# OBJECTIVE
Give every line of the listing below as a numbered list, skipping blank lines. Leave the pictures out of your answer.

(Element box records)
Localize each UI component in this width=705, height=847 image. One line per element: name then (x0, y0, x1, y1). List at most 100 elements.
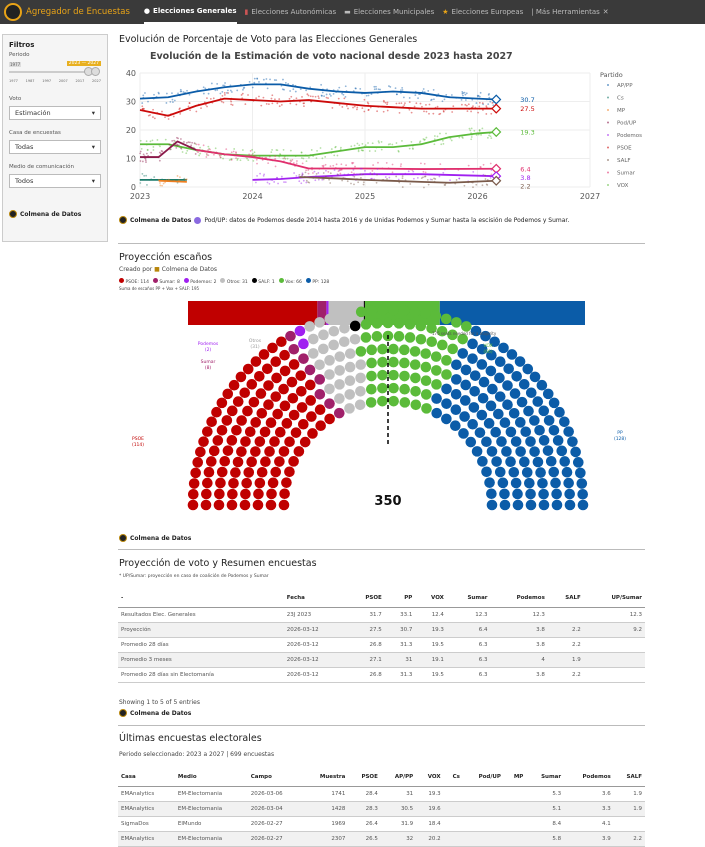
poll-point (283, 157, 286, 160)
brand-title[interactable]: Agregador de Encuestas (26, 7, 130, 17)
nav-elecciones-autonomicas[interactable]: ▮ Elecciones Autonómicas (245, 0, 337, 24)
y-tick-label: 10 (126, 155, 136, 164)
column-header[interactable]: SALF (613, 769, 645, 787)
column-header[interactable]: PSOE (348, 769, 381, 787)
divider (118, 725, 645, 726)
seat-vox (437, 339, 448, 351)
seat-podemos (294, 325, 306, 337)
poll-point (161, 184, 163, 187)
summary-credit[interactable]: Colmena de Datos (119, 709, 191, 717)
legend-label: PP: 128 (312, 280, 330, 285)
seat-psoe (236, 415, 247, 426)
column-header[interactable]: Podemos (564, 769, 614, 787)
seat-psoe (262, 363, 273, 375)
column-header[interactable]: UP/Sumar (583, 590, 645, 608)
column-header[interactable]: Sumar (446, 590, 491, 608)
poll-point (321, 157, 324, 160)
column-header[interactable]: Casa (118, 769, 175, 787)
credit-text[interactable]: Colmena de Datos (130, 216, 192, 224)
seat-psoe (315, 420, 326, 432)
table-cell: 2026-02-27 (247, 831, 303, 847)
seat-pp (494, 466, 506, 478)
poll-point (365, 94, 368, 97)
column-header[interactable]: AP/PP (380, 769, 417, 787)
column-header[interactable]: Pod/UP (462, 769, 504, 787)
poll-point (147, 100, 149, 103)
table-cell (503, 801, 527, 817)
slider-handle-end[interactable] (91, 67, 100, 76)
column-header[interactable]: MP (503, 769, 527, 787)
nav-mas-herramientas[interactable]: | Más Herramientas ✕ (531, 0, 608, 24)
poll-point (357, 150, 360, 153)
poll-point (374, 150, 377, 152)
seat-pp (467, 353, 478, 364)
poll-point (152, 149, 155, 151)
nav-elecciones-europeas[interactable]: ★ Elecciones Europeas (442, 0, 523, 24)
poll-point (226, 89, 229, 92)
column-header[interactable]: Cs (443, 769, 463, 787)
medio-select[interactable]: Todos ▾ (9, 174, 101, 188)
poll-point (213, 153, 215, 156)
column-header[interactable]: - (118, 590, 284, 608)
poll-point (375, 85, 377, 88)
column-header[interactable]: Podemos (490, 590, 548, 608)
seat-psoe (254, 436, 266, 447)
nav-elecciones-generales[interactable]: ● Elecciones Generales (143, 0, 237, 24)
column-header[interactable]: Medio (174, 769, 248, 787)
poll-point (346, 180, 349, 183)
seat-pp (450, 389, 462, 400)
table-cell: 4 (490, 652, 548, 668)
seat-bar-podemos (326, 301, 329, 325)
column-header[interactable]: PSOE (347, 590, 385, 608)
column-header[interactable]: Muestra (302, 769, 349, 787)
voto-select[interactable]: Estimación ▾ (9, 106, 101, 120)
seat-otros (334, 379, 345, 390)
logo-icon (4, 3, 22, 21)
poll-point (329, 172, 332, 175)
poll-point (350, 145, 353, 148)
table-cell: 31.7 (347, 607, 385, 623)
poll-point (282, 157, 285, 160)
period-slider[interactable]: 1977 2023 — 2027 1977 1987 1997 2007 2017 202… (9, 60, 101, 86)
poll-point (408, 97, 411, 99)
poll-point (305, 89, 308, 92)
poll-point (270, 151, 273, 154)
column-header[interactable]: PP (384, 590, 416, 608)
seat-psoe (241, 477, 252, 489)
seat-psoe (188, 478, 200, 489)
column-header[interactable]: SALF (547, 590, 584, 608)
arc-party-label: Podemos (198, 341, 219, 347)
legend-label: MP (617, 108, 626, 114)
poll-point (179, 90, 182, 93)
column-header[interactable]: Fecha (283, 590, 348, 608)
nav-elecciones-municipales[interactable]: ▬ Elecciones Municipales (344, 0, 434, 24)
sidebar-credit[interactable]: Colmena de Datos (9, 210, 101, 218)
poll-point (164, 116, 166, 119)
casa-select[interactable]: Todas ▾ (9, 140, 101, 154)
poll-point (172, 115, 175, 118)
end-value-label: 27.5 (520, 105, 534, 113)
credit-text: Colmena de Datos (130, 709, 192, 717)
seat-otros (344, 375, 356, 386)
legend-label: Sumar (617, 171, 636, 177)
seat-pp (534, 424, 545, 436)
column-header[interactable]: VOX (415, 590, 447, 608)
seat-psoe (216, 466, 228, 478)
poll-point (271, 149, 273, 151)
seat-pp (441, 413, 452, 425)
seat-pp (510, 436, 522, 447)
seats-credit[interactable]: Colmena de Datos (119, 534, 191, 542)
column-header[interactable]: Sumar (526, 769, 565, 787)
column-header[interactable]: VOX (416, 769, 444, 787)
poll-point (460, 98, 463, 101)
seat-vox (410, 372, 421, 384)
poll-point (299, 88, 302, 91)
poll-point (171, 98, 174, 101)
poll-point (149, 114, 151, 116)
table-cell (503, 786, 527, 802)
casa-value: Todas (15, 143, 34, 151)
poll-point (184, 178, 187, 181)
column-header[interactable]: Campo (247, 769, 303, 787)
poll-point (188, 93, 191, 96)
poll-point (292, 88, 295, 91)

# TASK OUTPUT
1. Localize each UI component in this width=705, height=847 image. One line per element: name then (x0, y0, x1, y1). List at most 100 elements.
2. poll-point (283, 157, 286, 160)
3. brand-title[interactable]: Agregador de Encuestas (26, 7, 130, 17)
4. nav-elecciones-autonomicas[interactable]: ▮ Elecciones Autonómicas (245, 0, 337, 24)
5. y-tick-label: 10 (126, 155, 136, 164)
6. column-header[interactable]: SALF (613, 769, 645, 787)
7. column-header[interactable]: PSOE (348, 769, 381, 787)
8. divider (118, 725, 645, 726)
9. seat-vox (437, 339, 448, 351)
10. seat-podemos (294, 325, 306, 337)
11. poll-point (161, 184, 163, 187)
12. summary-credit[interactable]: Colmena de Datos (119, 709, 191, 717)
13. legend-label: PP: 128 (312, 280, 330, 285)
14. seat-psoe (236, 415, 247, 426)
15. column-header[interactable]: Podemos (564, 769, 614, 787)
16. seat-psoe (262, 363, 273, 375)
17. column-header[interactable]: UP/Sumar (583, 590, 645, 608)
18. column-header[interactable]: Sumar (446, 590, 491, 608)
19. poll-point (321, 157, 324, 160)
20. column-header[interactable]: Casa (118, 769, 175, 787)
21. credit-text[interactable]: Colmena de Datos (130, 216, 192, 224)
22. seat-psoe (315, 420, 326, 432)
23. table-cell: 2026-02-27 (247, 831, 303, 847)
24. seat-pp (494, 466, 506, 478)
25. poll-point (365, 94, 368, 97)
26. column-header[interactable]: AP/PP (380, 769, 417, 787)
27. column-header[interactable]: Pod/UP (462, 769, 504, 787)
28. poll-point (147, 100, 149, 103)
29. table-cell (503, 801, 527, 817)
30. slider-handle-end[interactable] (91, 67, 100, 76)
31. column-header[interactable]: MP (503, 769, 527, 787)
32. nav-mas-herramientas[interactable]: | Más Herramientas ✕ (531, 0, 608, 24)
33. poll-point (357, 150, 360, 153)
34. poll-point (374, 150, 377, 152)
35. seat-pp (467, 353, 478, 364)
36. poll-point (152, 149, 155, 151)
37. nav-elecciones-europeas[interactable]: ★ Elecciones Europeas (442, 0, 523, 24)
38. poll-point (226, 89, 229, 92)
39. column-header[interactable]: Cs (443, 769, 463, 787)
40. medio-select[interactable]: Todos ▾ (9, 174, 101, 188)
41. poll-point (213, 153, 215, 156)
42. column-header[interactable]: - (118, 590, 284, 608)
43. poll-point (375, 85, 377, 88)
44. column-header[interactable]: Podemos (490, 590, 548, 608)
45. seat-psoe (254, 436, 266, 447)
46. nav-elecciones-generales[interactable]: ● Elecciones Generales (143, 0, 237, 24)
47. column-header[interactable]: Medio (174, 769, 248, 787)
48. poll-point (346, 180, 349, 183)
49. seat-pp (450, 389, 462, 400)
50. table-cell: 4 (490, 652, 548, 668)
51. seat-bar-podemos (326, 301, 329, 325)
52. column-header[interactable]: PSOE (347, 590, 385, 608)
53. column-header[interactable]: Muestra (302, 769, 349, 787)
54. voto-select[interactable]: Estimación ▾ (9, 106, 101, 120)
55. seat-otros (334, 379, 345, 390)
56. logo-icon (4, 3, 22, 21)
57. poll-point (329, 172, 332, 175)
58. poll-point (350, 145, 353, 148)
59. table-cell: 31.7 (347, 607, 385, 623)
60. poll-point (282, 157, 285, 160)
61. period-slider[interactable]: 1977 2023 — 2027 1977 1987 1997 2007 2017 202… (9, 60, 101, 86)
62. poll-point (408, 97, 411, 99)
63. poll-point (305, 89, 308, 92)
64. poll-point (270, 151, 273, 154)
65. column-header[interactable]: PP (384, 590, 416, 608)
66. seat-psoe (241, 477, 252, 489)
67. seat-psoe (188, 478, 200, 489)
68. column-header[interactable]: SALF (547, 590, 584, 608)
69. arc-party-label: Podemos (198, 341, 219, 347)
70. legend-label: MP (617, 108, 626, 114)
71. poll-point (179, 90, 182, 93)
72. column-header[interactable]: Fecha (283, 590, 348, 608)
73. nav-elecciones-municipales[interactable]: ▬ Elecciones Municipales (344, 0, 434, 24)
74. sidebar-credit[interactable]: Colmena de Datos (9, 210, 101, 218)
75. poll-point (164, 116, 166, 119)
76. casa-select[interactable]: Todas ▾ (9, 140, 101, 154)
77. poll-point (172, 115, 175, 118)
78. end-value-label: 27.5 (520, 105, 534, 113)
79. credit-text: Colmena de Datos (130, 709, 192, 717)
80. seat-otros (344, 375, 356, 386)
81. legend-label: Sumar (617, 171, 636, 177)
82. seat-pp (534, 424, 545, 436)
83. column-header[interactable]: VOX (415, 590, 447, 608)
84. seat-psoe (216, 466, 228, 478)
85. poll-point (271, 149, 273, 151)
86. seat-pp (441, 413, 452, 425)
87. seat-pp (510, 436, 522, 447)
88. seats-credit[interactable]: Colmena de Datos (119, 534, 191, 542)
89. column-header[interactable]: Sumar (526, 769, 565, 787)
90. column-header[interactable]: VOX (416, 769, 444, 787)
91. poll-point (460, 98, 463, 101)
92. seat-vox (410, 372, 421, 384)
93. poll-point (299, 88, 302, 91)
94. poll-point (171, 98, 174, 101)
95. poll-point (149, 114, 151, 116)
96. table-cell (503, 786, 527, 802)
97. casa-value: Todas (15, 143, 34, 151)
98. poll-point (184, 178, 187, 181)
99. column-header[interactable]: Campo (247, 769, 303, 787)
100. poll-point (188, 93, 191, 96)
101. poll-point (292, 88, 295, 91)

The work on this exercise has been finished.